_DATASET EXTRACT:_
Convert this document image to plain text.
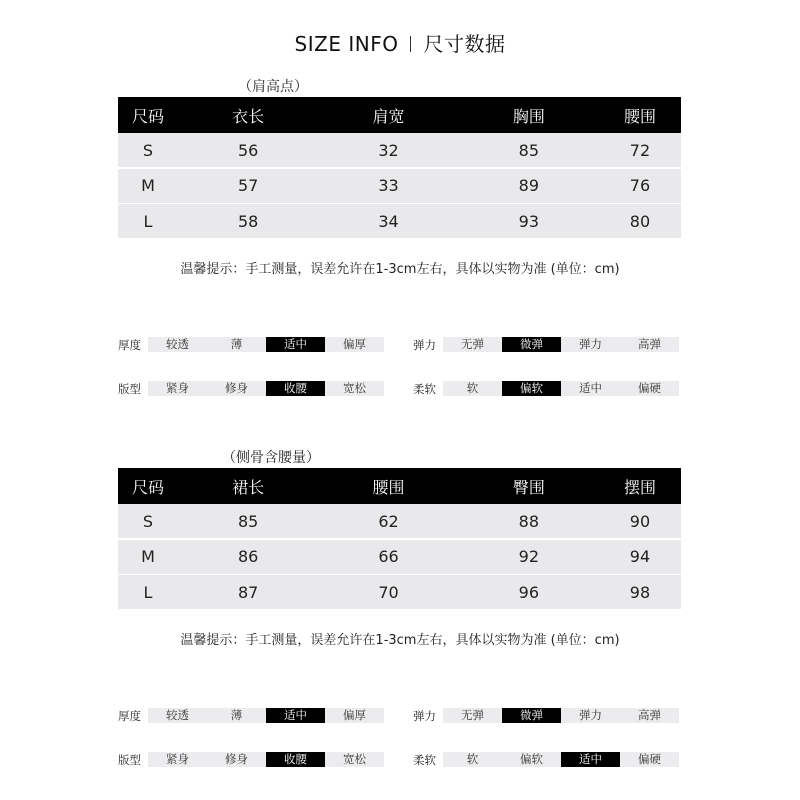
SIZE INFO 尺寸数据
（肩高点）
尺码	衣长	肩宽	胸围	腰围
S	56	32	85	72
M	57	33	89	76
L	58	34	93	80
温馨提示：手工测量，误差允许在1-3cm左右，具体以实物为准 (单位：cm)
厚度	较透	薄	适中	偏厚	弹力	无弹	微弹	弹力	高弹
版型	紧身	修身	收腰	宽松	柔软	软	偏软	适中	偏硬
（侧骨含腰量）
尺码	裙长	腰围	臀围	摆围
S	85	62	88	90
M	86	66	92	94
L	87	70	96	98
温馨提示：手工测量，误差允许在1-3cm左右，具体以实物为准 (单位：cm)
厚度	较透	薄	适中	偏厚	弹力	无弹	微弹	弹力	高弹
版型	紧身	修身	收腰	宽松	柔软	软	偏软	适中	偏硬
---
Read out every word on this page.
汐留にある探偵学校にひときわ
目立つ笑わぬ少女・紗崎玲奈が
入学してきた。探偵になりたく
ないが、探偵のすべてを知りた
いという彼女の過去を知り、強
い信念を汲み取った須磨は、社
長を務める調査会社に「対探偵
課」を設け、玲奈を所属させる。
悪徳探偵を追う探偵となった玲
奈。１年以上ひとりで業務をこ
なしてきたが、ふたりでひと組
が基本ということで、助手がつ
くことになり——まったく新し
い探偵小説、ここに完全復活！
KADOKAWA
* * *
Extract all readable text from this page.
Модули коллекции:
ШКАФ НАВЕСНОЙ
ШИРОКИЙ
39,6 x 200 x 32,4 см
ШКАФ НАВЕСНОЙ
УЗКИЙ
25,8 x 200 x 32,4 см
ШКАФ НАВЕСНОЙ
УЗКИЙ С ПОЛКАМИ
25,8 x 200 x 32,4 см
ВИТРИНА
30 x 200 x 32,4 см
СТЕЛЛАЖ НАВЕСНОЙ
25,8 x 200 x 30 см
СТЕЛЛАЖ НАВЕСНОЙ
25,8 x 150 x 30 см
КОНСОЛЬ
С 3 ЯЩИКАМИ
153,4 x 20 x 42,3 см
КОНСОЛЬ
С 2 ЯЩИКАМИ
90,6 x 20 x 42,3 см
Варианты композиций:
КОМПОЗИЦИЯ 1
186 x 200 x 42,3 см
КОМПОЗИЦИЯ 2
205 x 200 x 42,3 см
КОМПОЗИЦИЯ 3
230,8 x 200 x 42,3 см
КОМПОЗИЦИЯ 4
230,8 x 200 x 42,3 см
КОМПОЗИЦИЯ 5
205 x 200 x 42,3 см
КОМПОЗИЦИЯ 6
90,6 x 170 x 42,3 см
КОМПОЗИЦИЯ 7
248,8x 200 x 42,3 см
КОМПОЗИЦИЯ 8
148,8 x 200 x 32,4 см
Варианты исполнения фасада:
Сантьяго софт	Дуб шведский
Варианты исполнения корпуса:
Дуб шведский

_REQUIRED TASK:_ Give the number of lines in the records that contain the string "Варианты", with no other output.

_RESPONSE TO THE TASK:_ 3